> Excerpted passage:
★ ★ ★ ★ ★

Content-Transfer-Encoding: quoted-printable
Archived-At: <https://mailarchive.ietf.org/arch/msg/ntp/aLrJVfHQlgjovb-kLRZhMZP0y1U>
Subject: Re: [Ntp] Hard NO: Re: WGLC - draft-ietf-ntp-ntpv5-requirements
X-BeenThere: ntp@ietf.org
X-Mailman-Version: 2.1.39
Precedence: list
List-Id: Network Time Protocol <ntp.ietf.org>
List-Unsubscribe: <https://www.ietf.org/mailman/options/ntp>, <mailto:ntp-request@ietf.org?subject=unsubscribe>
List-Archive: <https://mailarchive.ietf.org/arch/browse/ntp/>
List-Post: <mailto:ntp@ietf.org>
List-Help: <mailto:ntp-request@ietf.org?subject=help>
List-Subscribe: <https://www.ietf.org/mailman/listinfo/ntp>, <mailto:ntp-request@ietf.org?subject=subscribe>
X-List-Received-Date: Wed, 27 Dec 2023 13:04:32 -0000

Hi All,

>From my perspective, the fact that apparently (at least as harlan
seems to claim in his original email) the algorithm specified in
RFC5905 is fragile would be all the more reason to not specify it as
"the standard". If this is really the case, we should rather be
looking harder for solutions that are more resilient and not so
sensitive to

I've done enough experiments with real hardware and over the internet
to have realized that pretty much any noise profile that you could
imagine will exist somewhere. I've seen clocks showing 24 hour phase
oscillations due to temperature oscillations, as well as clocks that
had similar cycles but shorter due to a course-controlling ac system.
Over the internet, there are also connections with "interesting"
(read, hella anoying to deal with) patterns in their latency, from
weekly patterns to daily patterns and even some 1.5 hour pattern stuff
that I am not really understanding where it comes from. And honestly,
once I get to the point of looking at the 1-1000hz noise range in the
ptp implementation I am currently working on, I wouldn't be surprised
to at least find something related to the power grid and it's
idiosyncracies.

★ ★ ★ ★ ★

> Record set:
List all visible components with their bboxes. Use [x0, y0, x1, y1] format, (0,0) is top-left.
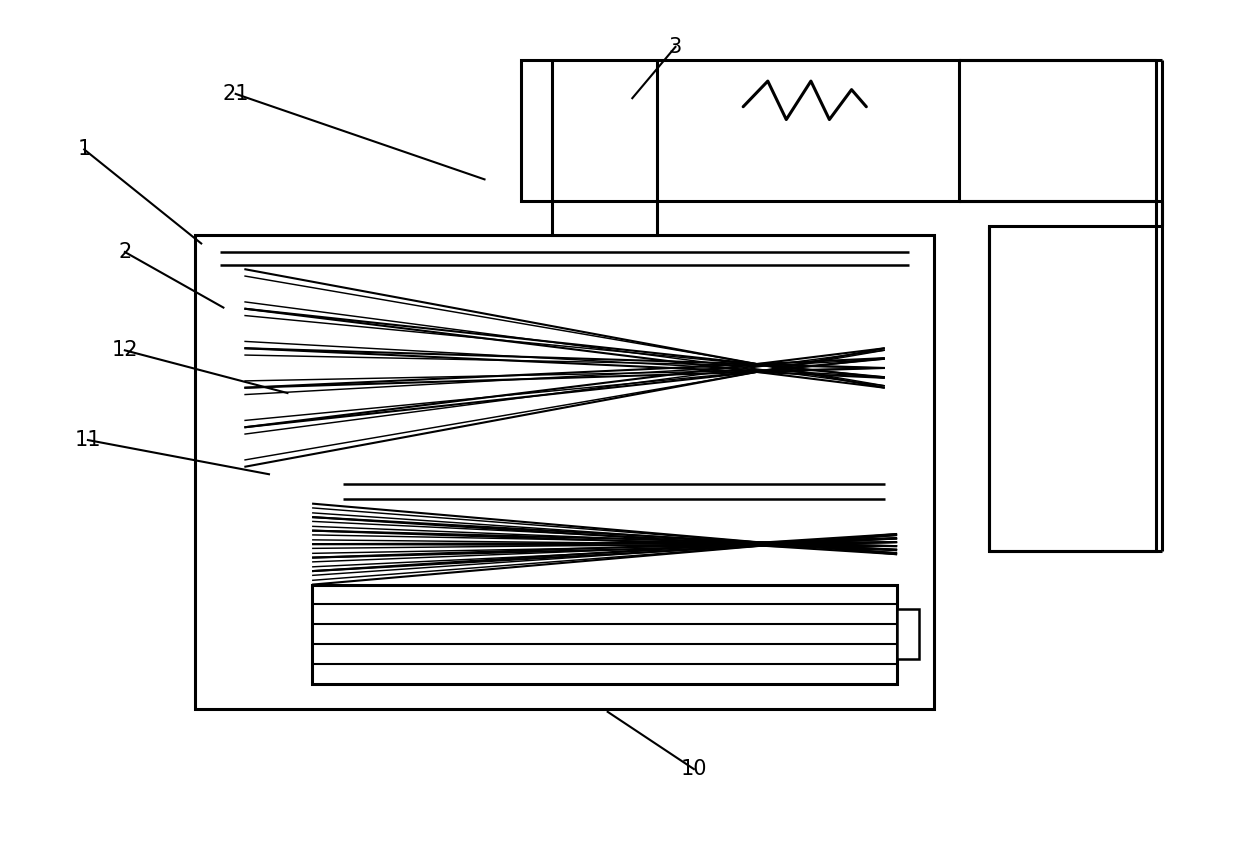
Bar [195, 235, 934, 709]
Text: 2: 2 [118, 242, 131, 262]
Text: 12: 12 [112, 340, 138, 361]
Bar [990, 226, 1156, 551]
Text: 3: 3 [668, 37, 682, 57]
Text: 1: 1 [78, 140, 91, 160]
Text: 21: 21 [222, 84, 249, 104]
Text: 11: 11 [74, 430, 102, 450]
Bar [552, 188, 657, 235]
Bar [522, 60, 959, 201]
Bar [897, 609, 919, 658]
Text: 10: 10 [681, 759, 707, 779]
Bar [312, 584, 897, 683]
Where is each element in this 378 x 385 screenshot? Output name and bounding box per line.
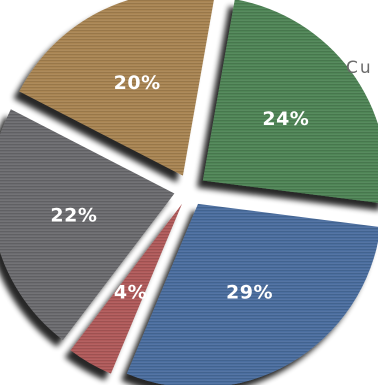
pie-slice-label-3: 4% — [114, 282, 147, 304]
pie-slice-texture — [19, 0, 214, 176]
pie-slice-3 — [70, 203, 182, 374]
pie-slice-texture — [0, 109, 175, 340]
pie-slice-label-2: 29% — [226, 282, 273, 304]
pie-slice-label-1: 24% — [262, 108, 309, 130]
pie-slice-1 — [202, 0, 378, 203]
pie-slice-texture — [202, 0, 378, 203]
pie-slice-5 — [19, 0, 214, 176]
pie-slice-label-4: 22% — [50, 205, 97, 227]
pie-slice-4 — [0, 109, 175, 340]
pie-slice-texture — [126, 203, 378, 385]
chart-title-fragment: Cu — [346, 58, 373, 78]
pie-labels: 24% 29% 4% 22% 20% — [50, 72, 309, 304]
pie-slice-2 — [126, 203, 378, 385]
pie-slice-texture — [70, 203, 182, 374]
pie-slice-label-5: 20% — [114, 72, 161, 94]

★ ★ ★ ★ ★

> Tasks and exercises:
- a) Using the NTP mailing-list message, decide whether each statement agrees with it. Answer yes or no for each and quote the words that settle it. (i) The writer has seen clocks with 24 hour phase oscillations caused by temperature oscillations. (ii) The writer knows where the 1.5 hour latency pattern comes from. (iii) The implementation the writer is currently working on is for NTP.
- b) According to the NTP mailing-list message, which noise range does the writer expect to look at in the current implementation?
- c) Please reproduce verbatim everything in the NTP mailing-list message from "Over the internet, there" down to "idiosyncracies.".

> Results for each task:
- a)
(i) Yes: "I've seen clocks showing 24 hour phase oscillations due to temperature oscillations"
(ii) No: "some 1.5 hour pattern stuff that I am not really understanding where it comes from"
(iii) No: "the ptp implementation I am currently working on"

- b) The 1-1000hz noise range.

- c)
Over the internet, there are also connections with "interesting"
(read, hella anoying to deal with) patterns in their latency, from
weekly patterns to daily patterns and even some 1.5 hour pattern stuff
that I am not really understanding where it comes from. And honestly,
once I get to the point of looking at the 1-1000hz noise range in the
ptp implementation I am currently working on, I wouldn't be surprised
to at least find something related to the power grid and it's
idiosyncracies.